▶ PROBLEM DESCRIPTION
Word for word, give the material below again, minus any images.

········

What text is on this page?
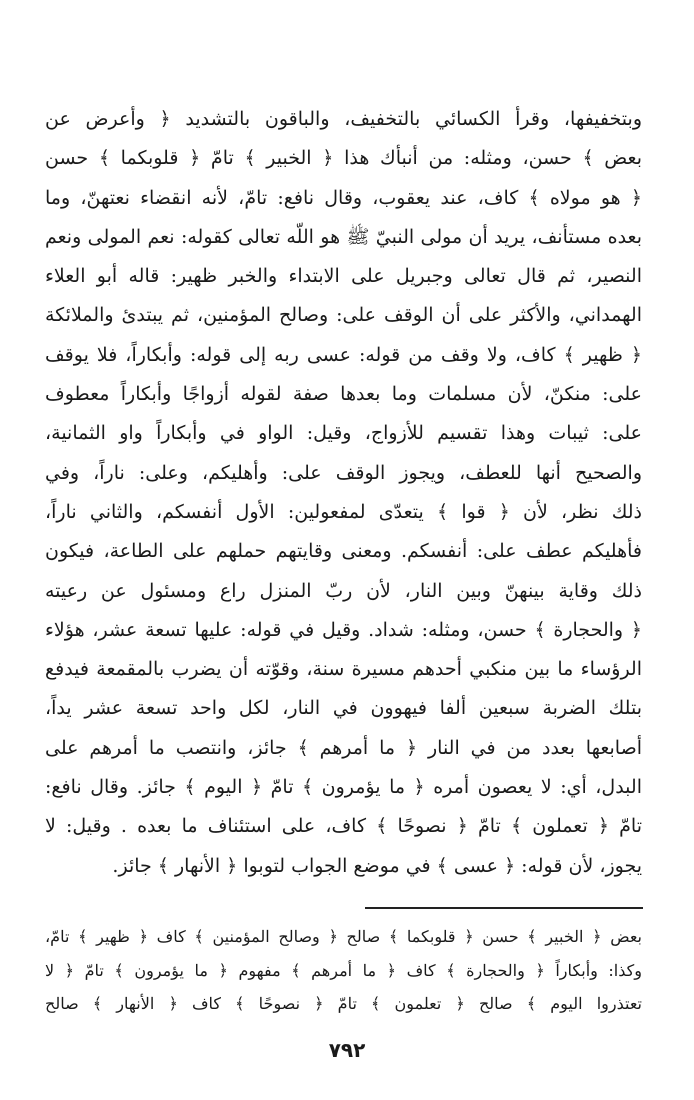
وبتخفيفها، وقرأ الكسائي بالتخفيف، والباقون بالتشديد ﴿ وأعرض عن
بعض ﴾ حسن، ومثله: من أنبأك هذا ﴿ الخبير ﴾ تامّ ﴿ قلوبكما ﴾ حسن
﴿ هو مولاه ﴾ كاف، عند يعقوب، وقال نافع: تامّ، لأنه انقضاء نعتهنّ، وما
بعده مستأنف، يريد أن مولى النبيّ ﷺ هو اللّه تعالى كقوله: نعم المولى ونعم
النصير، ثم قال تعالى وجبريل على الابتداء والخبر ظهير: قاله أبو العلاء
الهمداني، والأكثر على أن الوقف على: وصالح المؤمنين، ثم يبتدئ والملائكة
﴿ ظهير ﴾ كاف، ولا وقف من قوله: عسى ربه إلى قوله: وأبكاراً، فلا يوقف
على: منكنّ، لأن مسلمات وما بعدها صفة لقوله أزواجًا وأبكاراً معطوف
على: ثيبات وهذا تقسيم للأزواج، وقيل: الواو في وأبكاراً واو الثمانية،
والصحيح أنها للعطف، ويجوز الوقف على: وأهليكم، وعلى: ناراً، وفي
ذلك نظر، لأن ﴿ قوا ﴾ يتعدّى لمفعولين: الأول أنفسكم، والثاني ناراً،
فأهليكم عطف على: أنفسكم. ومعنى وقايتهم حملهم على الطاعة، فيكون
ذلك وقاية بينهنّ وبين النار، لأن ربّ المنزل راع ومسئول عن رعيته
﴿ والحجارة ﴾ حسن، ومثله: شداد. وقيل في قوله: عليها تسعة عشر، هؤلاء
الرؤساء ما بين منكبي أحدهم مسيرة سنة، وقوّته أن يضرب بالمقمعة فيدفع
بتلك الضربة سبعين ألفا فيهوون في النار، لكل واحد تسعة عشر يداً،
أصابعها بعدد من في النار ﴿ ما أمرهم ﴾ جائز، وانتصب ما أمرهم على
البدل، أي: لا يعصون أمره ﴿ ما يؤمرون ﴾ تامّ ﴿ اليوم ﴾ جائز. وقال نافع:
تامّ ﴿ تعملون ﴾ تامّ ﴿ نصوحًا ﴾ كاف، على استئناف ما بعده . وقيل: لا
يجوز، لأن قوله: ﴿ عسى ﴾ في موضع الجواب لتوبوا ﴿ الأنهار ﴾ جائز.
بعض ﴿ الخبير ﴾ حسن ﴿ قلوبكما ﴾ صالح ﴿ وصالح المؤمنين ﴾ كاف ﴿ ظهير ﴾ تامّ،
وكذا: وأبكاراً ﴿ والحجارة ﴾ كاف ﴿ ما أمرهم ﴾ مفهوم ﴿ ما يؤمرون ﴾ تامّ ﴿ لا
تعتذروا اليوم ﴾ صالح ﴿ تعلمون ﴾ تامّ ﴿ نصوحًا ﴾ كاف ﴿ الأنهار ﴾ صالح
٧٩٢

········

▶ TASK RESULT
What text is on this page?
وبتخفيفها، وقرأ الكسائي بالتخفيف، والباقون بالتشديد ﴿ وأعرض عن
بعض ﴾ حسن، ومثله: من أنبأك هذا ﴿ الخبير ﴾ تامّ ﴿ قلوبكما ﴾ حسن
﴿ هو مولاه ﴾ كاف، عند يعقوب، وقال نافع: تامّ، لأنه انقضاء نعتهنّ، وما
بعده مستأنف، يريد أن مولى النبيّ ﷺ هو اللّه تعالى كقوله: نعم المولى ونعم
النصير، ثم قال تعالى وجبريل على الابتداء والخبر ظهير: قاله أبو العلاء
الهمداني، والأكثر على أن الوقف على: وصالح المؤمنين، ثم يبتدئ والملائكة
﴿ ظهير ﴾ كاف، ولا وقف من قوله: عسى ربه إلى قوله: وأبكاراً، فلا يوقف
على: منكنّ، لأن مسلمات وما بعدها صفة لقوله أزواجًا وأبكاراً معطوف
على: ثيبات وهذا تقسيم للأزواج، وقيل: الواو في وأبكاراً واو الثمانية،
والصحيح أنها للعطف، ويجوز الوقف على: وأهليكم، وعلى: ناراً، وفي
ذلك نظر، لأن ﴿ قوا ﴾ يتعدّى لمفعولين: الأول أنفسكم، والثاني ناراً،
فأهليكم عطف على: أنفسكم. ومعنى وقايتهم حملهم على الطاعة، فيكون
ذلك وقاية بينهنّ وبين النار، لأن ربّ المنزل راع ومسئول عن رعيته
﴿ والحجارة ﴾ حسن، ومثله: شداد. وقيل في قوله: عليها تسعة عشر، هؤلاء
الرؤساء ما بين منكبي أحدهم مسيرة سنة، وقوّته أن يضرب بالمقمعة فيدفع
بتلك الضربة سبعين ألفا فيهوون في النار، لكل واحد تسعة عشر يداً،
أصابعها بعدد من في النار ﴿ ما أمرهم ﴾ جائز، وانتصب ما أمرهم على
البدل، أي: لا يعصون أمره ﴿ ما يؤمرون ﴾ تامّ ﴿ اليوم ﴾ جائز. وقال نافع:
تامّ ﴿ تعملون ﴾ تامّ ﴿ نصوحًا ﴾ كاف، على استئناف ما بعده . وقيل: لا
يجوز، لأن قوله: ﴿ عسى ﴾ في موضع الجواب لتوبوا ﴿ الأنهار ﴾ جائز.
بعض ﴿ الخبير ﴾ حسن ﴿ قلوبكما ﴾ صالح ﴿ وصالح المؤمنين ﴾ كاف ﴿ ظهير ﴾ تامّ،
وكذا: وأبكاراً ﴿ والحجارة ﴾ كاف ﴿ ما أمرهم ﴾ مفهوم ﴿ ما يؤمرون ﴾ تامّ ﴿ لا
تعتذروا اليوم ﴾ صالح ﴿ تعلمون ﴾ تامّ ﴿ نصوحًا ﴾ كاف ﴿ الأنهار ﴾ صالح
٧٩٢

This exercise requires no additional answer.